How many lines hold the string "ܐܘܪܣܛܝܣ"? Reply with the number alone.

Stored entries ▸
____

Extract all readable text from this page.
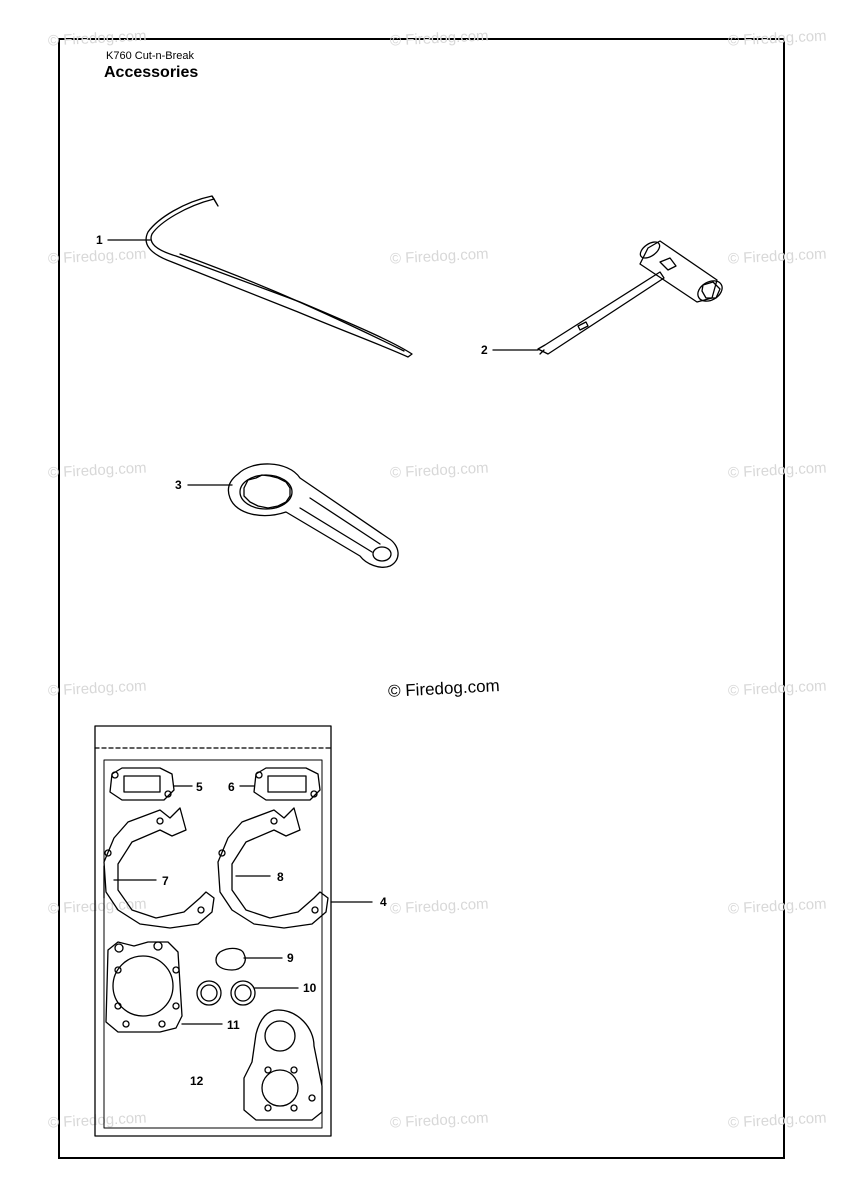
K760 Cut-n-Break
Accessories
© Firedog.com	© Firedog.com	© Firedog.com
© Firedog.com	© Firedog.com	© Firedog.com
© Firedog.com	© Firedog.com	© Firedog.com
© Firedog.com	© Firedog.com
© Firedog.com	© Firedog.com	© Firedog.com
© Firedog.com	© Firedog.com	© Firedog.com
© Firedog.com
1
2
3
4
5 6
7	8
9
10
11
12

____

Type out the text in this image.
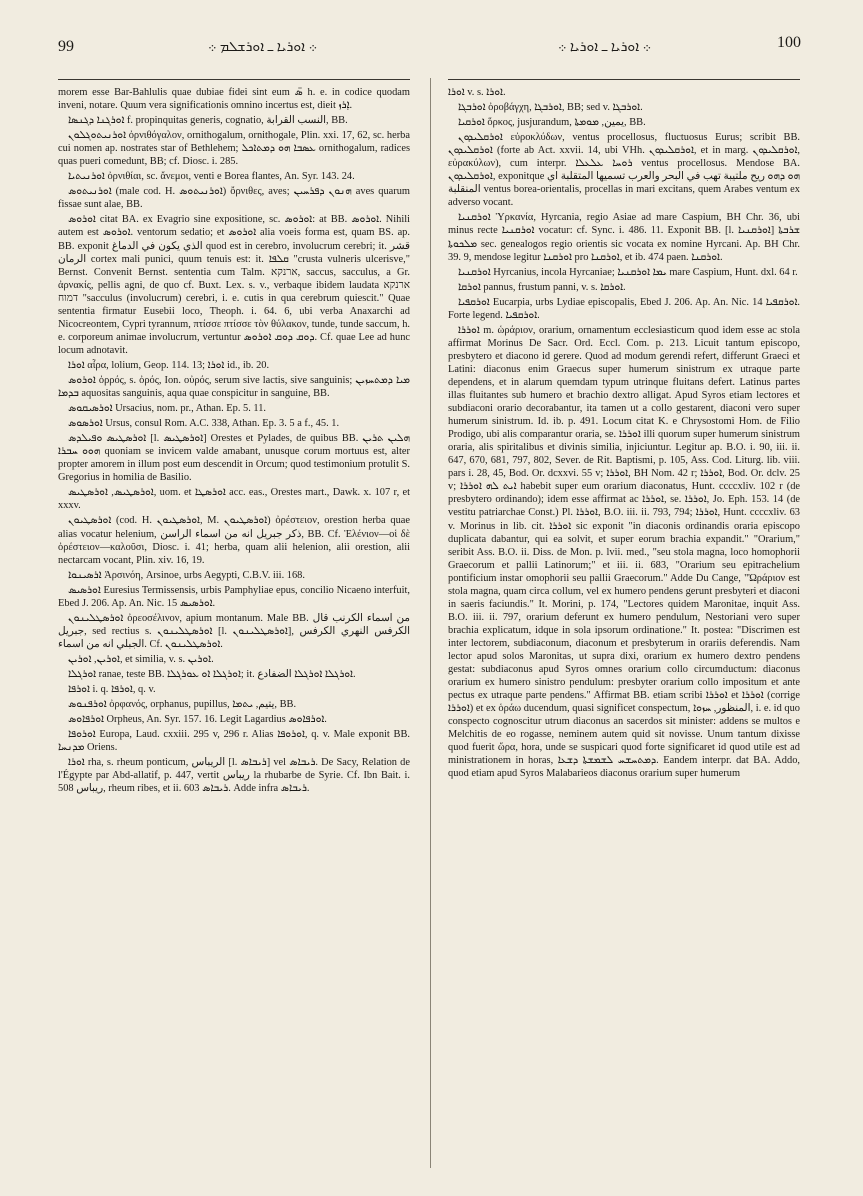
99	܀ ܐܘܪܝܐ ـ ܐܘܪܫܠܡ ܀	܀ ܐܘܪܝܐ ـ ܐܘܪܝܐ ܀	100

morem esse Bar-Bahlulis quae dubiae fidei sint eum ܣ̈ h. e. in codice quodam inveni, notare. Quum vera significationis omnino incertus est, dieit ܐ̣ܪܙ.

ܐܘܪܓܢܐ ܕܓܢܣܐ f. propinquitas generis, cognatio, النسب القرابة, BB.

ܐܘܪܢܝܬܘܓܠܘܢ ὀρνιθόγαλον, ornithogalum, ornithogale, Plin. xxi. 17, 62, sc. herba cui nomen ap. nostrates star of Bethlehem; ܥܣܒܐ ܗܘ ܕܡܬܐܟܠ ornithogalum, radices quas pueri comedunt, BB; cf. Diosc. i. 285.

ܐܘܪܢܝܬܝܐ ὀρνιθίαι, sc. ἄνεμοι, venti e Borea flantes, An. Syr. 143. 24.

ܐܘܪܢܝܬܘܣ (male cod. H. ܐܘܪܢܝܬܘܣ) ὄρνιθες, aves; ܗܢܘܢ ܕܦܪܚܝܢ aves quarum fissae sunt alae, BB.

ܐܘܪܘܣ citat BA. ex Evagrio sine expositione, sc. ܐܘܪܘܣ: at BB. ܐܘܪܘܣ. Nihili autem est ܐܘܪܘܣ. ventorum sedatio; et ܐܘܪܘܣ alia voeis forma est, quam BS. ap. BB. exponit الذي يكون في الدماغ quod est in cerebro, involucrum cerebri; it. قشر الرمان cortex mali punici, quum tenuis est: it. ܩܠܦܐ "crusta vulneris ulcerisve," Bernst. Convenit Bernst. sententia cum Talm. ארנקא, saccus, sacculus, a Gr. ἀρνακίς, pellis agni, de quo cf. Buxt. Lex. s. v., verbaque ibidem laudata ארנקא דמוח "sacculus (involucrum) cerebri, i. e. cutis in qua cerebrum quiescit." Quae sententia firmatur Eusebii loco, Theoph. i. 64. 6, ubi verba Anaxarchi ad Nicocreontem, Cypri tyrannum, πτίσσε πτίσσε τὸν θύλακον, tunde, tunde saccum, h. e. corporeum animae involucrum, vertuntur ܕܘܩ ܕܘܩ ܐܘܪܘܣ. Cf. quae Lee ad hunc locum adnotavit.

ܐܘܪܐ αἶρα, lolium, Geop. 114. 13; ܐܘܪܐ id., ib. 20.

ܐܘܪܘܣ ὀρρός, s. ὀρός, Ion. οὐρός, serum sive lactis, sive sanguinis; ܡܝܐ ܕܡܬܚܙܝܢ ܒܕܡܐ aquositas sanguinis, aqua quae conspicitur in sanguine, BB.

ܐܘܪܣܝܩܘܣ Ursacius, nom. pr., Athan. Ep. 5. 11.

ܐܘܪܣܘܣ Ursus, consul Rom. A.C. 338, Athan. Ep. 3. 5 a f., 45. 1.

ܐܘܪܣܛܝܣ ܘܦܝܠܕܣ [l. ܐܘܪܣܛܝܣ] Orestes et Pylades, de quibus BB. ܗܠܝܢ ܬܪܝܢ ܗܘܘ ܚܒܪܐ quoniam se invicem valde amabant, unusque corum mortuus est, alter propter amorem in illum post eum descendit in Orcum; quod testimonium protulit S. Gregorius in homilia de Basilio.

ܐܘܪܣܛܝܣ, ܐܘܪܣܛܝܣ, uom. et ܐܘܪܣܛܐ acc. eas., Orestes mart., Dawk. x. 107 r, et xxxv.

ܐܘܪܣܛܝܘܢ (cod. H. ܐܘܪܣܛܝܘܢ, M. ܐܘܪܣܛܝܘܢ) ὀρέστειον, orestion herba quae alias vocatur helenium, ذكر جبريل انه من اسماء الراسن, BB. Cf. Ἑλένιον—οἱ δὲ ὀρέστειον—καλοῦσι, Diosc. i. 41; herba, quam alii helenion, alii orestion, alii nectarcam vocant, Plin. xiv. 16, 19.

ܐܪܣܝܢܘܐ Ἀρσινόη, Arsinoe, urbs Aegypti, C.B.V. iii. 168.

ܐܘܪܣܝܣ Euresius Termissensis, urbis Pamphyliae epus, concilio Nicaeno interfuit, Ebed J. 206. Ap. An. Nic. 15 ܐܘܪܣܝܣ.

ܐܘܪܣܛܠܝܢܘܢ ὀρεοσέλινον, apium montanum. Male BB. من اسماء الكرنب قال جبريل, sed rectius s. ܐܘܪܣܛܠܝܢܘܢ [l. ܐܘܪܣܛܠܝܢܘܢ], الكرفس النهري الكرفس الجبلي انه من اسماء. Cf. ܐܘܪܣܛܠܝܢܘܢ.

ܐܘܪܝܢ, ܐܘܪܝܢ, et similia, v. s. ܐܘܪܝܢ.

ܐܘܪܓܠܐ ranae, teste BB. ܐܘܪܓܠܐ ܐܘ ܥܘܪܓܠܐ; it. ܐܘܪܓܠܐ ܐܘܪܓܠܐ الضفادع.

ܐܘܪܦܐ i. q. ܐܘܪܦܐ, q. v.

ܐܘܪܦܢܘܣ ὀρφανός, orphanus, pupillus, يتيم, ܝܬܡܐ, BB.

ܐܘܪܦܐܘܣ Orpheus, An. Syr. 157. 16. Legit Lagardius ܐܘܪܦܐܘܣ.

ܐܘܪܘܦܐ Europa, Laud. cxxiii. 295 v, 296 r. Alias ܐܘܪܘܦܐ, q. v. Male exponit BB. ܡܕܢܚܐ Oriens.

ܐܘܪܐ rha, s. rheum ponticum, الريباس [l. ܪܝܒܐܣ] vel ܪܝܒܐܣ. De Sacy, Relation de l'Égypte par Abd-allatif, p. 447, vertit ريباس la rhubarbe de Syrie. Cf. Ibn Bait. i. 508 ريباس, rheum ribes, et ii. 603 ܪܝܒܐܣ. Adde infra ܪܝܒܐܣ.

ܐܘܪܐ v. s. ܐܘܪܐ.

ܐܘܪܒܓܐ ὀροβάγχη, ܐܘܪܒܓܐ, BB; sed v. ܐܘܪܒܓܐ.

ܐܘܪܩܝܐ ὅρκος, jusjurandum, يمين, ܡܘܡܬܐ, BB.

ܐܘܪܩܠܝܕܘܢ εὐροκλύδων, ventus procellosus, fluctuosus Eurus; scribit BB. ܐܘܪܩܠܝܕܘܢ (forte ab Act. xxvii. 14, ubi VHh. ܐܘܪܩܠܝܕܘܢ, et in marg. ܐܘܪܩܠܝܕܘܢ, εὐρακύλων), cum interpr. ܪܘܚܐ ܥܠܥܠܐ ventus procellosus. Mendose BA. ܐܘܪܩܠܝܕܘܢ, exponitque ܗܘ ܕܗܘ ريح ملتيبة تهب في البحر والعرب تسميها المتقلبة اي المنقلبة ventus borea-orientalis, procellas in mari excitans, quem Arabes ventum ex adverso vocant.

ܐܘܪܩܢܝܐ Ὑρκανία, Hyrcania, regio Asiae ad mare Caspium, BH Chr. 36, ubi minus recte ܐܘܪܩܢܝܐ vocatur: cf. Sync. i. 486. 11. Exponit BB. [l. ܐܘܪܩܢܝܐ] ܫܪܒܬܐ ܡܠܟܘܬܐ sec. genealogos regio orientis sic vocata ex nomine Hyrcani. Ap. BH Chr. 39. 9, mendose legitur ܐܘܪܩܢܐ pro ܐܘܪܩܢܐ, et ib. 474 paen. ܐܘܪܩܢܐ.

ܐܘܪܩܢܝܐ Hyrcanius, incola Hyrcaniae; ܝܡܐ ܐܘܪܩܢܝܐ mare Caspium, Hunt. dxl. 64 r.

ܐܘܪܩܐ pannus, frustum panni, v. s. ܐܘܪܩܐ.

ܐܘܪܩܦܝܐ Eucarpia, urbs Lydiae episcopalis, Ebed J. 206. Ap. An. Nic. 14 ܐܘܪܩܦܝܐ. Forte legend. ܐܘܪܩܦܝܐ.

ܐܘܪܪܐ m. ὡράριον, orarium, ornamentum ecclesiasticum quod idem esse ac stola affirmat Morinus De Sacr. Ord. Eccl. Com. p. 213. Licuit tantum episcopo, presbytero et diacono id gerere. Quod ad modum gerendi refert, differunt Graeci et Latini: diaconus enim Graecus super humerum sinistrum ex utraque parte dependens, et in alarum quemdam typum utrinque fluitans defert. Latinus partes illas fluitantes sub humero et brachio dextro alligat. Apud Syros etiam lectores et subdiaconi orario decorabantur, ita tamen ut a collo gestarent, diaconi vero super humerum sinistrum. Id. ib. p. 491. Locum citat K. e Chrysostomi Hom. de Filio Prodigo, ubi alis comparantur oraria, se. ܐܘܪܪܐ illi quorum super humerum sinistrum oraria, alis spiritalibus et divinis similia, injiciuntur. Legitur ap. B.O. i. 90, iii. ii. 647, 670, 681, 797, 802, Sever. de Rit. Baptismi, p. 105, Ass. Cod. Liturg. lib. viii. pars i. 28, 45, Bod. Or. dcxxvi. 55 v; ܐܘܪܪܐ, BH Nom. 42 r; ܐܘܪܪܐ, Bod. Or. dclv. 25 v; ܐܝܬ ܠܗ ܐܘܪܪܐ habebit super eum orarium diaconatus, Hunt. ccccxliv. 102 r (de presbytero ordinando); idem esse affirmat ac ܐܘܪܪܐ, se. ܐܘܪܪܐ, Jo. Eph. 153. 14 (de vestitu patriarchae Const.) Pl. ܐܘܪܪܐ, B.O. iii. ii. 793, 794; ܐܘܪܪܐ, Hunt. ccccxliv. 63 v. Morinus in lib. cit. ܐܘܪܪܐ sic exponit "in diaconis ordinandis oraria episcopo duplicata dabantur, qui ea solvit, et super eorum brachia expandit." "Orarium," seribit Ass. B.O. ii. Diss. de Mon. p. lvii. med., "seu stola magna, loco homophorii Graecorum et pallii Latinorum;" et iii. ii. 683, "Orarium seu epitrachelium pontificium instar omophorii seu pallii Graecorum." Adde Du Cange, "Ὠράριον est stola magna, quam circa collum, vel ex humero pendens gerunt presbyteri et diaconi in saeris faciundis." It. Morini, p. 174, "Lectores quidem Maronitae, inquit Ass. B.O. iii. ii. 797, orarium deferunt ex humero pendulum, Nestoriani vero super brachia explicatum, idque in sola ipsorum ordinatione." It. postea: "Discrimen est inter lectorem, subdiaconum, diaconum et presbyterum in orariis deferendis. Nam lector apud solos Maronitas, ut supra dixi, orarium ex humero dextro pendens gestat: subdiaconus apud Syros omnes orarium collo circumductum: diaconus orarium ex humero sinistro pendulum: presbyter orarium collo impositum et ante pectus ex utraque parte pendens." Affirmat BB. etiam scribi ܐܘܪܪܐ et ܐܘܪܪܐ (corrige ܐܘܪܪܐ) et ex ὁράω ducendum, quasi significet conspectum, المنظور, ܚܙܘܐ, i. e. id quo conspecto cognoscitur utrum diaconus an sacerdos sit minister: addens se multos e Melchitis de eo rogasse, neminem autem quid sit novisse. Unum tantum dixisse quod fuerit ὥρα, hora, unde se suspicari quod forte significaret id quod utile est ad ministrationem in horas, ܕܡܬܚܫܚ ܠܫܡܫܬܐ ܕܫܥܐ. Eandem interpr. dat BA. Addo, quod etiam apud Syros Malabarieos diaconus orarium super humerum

____

Response ▸ 2